**The exercise**
Count every line below in which "denote" occurs, then give only the count.

**Supplied data**
((
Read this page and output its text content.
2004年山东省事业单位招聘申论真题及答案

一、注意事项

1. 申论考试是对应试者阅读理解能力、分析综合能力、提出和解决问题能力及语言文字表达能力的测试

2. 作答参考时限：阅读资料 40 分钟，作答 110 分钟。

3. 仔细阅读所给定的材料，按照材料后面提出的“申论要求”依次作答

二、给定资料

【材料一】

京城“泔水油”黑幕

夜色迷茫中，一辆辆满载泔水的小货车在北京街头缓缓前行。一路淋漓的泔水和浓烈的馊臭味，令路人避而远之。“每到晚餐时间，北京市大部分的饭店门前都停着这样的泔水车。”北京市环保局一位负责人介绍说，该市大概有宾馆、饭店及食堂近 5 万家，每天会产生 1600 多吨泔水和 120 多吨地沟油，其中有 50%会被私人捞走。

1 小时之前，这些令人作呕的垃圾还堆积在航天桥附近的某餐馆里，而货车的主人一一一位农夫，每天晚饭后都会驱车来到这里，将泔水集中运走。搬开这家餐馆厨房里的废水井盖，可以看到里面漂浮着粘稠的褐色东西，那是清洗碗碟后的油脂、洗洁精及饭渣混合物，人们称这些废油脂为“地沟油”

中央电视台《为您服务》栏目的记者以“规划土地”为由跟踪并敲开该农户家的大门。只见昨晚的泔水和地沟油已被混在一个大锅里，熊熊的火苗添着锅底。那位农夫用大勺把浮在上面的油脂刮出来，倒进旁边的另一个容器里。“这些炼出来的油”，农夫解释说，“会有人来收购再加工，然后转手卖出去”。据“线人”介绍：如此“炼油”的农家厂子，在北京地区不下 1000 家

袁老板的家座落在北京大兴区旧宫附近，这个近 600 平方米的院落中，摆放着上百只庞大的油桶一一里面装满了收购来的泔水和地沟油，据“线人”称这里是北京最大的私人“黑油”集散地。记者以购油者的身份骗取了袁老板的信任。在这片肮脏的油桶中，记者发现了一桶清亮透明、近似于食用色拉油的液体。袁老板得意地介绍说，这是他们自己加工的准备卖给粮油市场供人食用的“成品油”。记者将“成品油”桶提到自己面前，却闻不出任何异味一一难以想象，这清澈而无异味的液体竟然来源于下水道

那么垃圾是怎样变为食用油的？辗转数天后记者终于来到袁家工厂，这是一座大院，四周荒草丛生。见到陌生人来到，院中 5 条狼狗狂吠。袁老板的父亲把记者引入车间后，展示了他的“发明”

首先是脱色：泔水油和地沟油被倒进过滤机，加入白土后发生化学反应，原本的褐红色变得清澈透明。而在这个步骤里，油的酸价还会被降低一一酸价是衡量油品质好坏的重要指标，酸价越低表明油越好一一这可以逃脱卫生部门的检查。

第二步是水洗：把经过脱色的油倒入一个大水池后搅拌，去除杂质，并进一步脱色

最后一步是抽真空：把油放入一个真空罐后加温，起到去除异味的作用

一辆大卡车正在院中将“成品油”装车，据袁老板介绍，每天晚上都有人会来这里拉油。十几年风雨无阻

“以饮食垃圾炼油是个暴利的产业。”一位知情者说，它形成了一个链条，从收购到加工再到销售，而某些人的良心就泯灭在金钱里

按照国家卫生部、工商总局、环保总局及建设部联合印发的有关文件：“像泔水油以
))
((
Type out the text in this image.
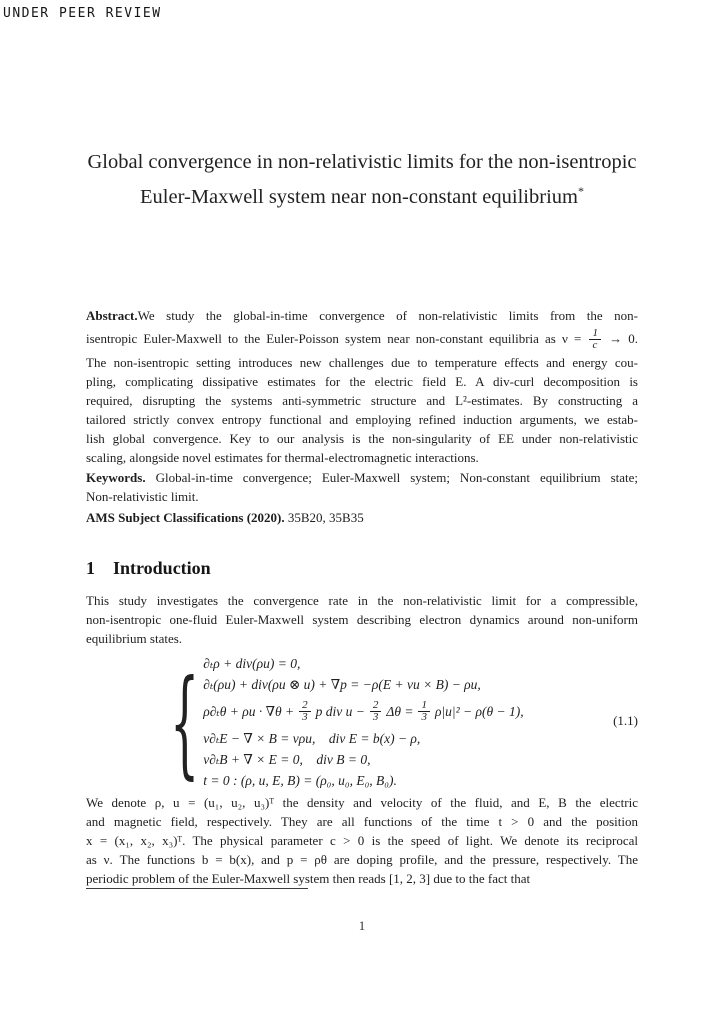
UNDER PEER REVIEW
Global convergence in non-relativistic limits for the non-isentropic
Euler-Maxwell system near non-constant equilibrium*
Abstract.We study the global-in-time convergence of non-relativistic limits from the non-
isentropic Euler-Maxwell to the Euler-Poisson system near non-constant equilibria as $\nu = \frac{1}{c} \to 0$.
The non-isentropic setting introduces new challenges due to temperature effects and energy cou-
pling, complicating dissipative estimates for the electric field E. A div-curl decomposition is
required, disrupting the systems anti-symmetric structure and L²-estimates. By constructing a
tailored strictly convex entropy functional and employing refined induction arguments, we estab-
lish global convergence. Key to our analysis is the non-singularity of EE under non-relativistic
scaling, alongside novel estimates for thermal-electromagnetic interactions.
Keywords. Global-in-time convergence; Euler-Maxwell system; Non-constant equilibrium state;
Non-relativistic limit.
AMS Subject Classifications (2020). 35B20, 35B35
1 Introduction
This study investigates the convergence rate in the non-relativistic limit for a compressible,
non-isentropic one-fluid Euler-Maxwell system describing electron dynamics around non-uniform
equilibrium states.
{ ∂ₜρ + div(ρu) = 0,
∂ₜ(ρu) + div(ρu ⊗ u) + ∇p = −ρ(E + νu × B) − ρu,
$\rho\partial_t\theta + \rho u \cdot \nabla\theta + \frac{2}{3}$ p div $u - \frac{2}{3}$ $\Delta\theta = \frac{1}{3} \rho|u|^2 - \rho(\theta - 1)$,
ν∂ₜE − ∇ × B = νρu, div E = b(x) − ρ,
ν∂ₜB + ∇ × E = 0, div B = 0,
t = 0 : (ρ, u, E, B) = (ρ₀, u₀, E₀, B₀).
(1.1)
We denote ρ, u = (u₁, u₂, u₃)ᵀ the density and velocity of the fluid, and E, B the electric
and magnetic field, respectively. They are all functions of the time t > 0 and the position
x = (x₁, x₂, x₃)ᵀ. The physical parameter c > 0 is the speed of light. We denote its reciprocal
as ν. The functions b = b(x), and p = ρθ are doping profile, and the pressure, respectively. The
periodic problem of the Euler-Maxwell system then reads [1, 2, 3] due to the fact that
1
))
((
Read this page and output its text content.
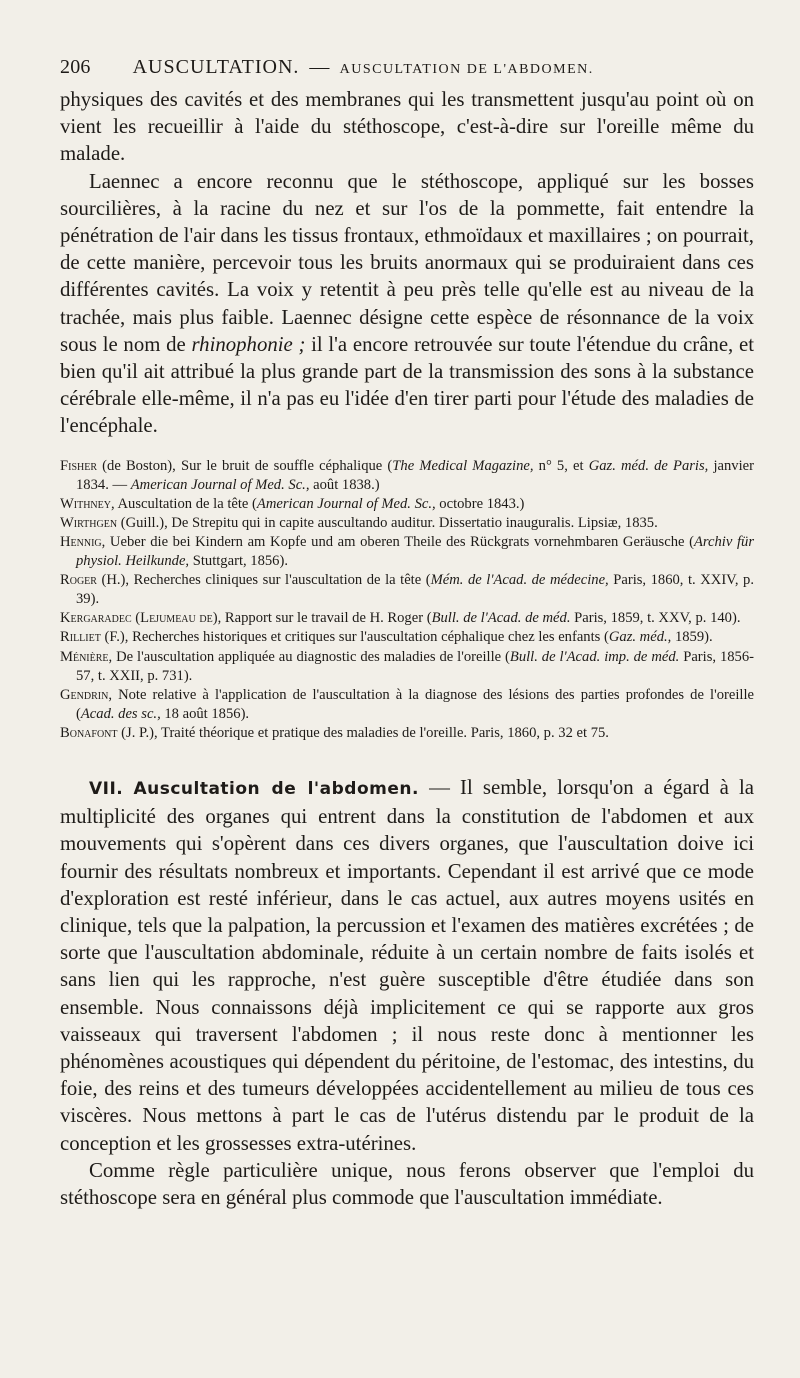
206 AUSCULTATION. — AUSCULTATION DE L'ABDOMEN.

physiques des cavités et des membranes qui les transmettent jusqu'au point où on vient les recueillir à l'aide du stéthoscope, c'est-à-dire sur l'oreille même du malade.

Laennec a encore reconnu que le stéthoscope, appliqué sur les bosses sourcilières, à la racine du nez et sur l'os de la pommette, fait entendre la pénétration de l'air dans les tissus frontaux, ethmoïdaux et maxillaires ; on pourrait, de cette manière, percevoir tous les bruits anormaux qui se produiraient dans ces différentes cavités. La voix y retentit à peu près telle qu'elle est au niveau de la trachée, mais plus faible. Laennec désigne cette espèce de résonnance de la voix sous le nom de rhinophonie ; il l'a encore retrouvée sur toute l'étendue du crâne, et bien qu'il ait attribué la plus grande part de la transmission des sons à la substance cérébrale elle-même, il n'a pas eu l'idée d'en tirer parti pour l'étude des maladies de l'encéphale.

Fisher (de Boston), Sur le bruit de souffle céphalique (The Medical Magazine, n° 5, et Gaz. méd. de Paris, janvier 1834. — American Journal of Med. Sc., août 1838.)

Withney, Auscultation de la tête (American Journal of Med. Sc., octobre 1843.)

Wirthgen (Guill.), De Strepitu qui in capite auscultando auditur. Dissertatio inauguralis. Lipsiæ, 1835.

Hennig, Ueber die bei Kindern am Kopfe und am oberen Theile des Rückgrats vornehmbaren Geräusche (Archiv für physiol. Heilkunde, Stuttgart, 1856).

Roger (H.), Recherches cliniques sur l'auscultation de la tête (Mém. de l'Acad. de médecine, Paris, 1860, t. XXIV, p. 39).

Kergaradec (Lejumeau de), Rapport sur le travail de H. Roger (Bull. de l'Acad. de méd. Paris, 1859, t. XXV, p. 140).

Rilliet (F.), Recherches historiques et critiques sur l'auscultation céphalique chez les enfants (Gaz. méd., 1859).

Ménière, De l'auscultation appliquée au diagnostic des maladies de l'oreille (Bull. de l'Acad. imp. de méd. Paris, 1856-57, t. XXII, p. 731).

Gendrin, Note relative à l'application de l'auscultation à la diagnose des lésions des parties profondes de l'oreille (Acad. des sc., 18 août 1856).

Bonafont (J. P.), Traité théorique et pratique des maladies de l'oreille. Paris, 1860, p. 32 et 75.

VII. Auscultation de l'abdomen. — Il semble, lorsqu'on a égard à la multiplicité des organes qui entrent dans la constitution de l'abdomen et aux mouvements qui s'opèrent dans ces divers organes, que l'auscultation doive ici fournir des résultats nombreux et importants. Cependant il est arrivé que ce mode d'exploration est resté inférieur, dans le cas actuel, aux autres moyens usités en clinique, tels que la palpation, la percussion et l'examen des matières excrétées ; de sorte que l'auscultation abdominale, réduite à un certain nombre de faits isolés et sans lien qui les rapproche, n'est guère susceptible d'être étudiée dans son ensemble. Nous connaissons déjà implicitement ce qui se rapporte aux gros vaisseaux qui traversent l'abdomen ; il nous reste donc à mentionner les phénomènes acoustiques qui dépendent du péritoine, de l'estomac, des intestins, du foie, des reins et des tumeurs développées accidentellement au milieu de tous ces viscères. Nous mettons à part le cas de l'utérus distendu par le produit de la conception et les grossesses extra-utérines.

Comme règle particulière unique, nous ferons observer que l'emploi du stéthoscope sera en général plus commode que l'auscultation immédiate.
))
**Solution for this exercise**
2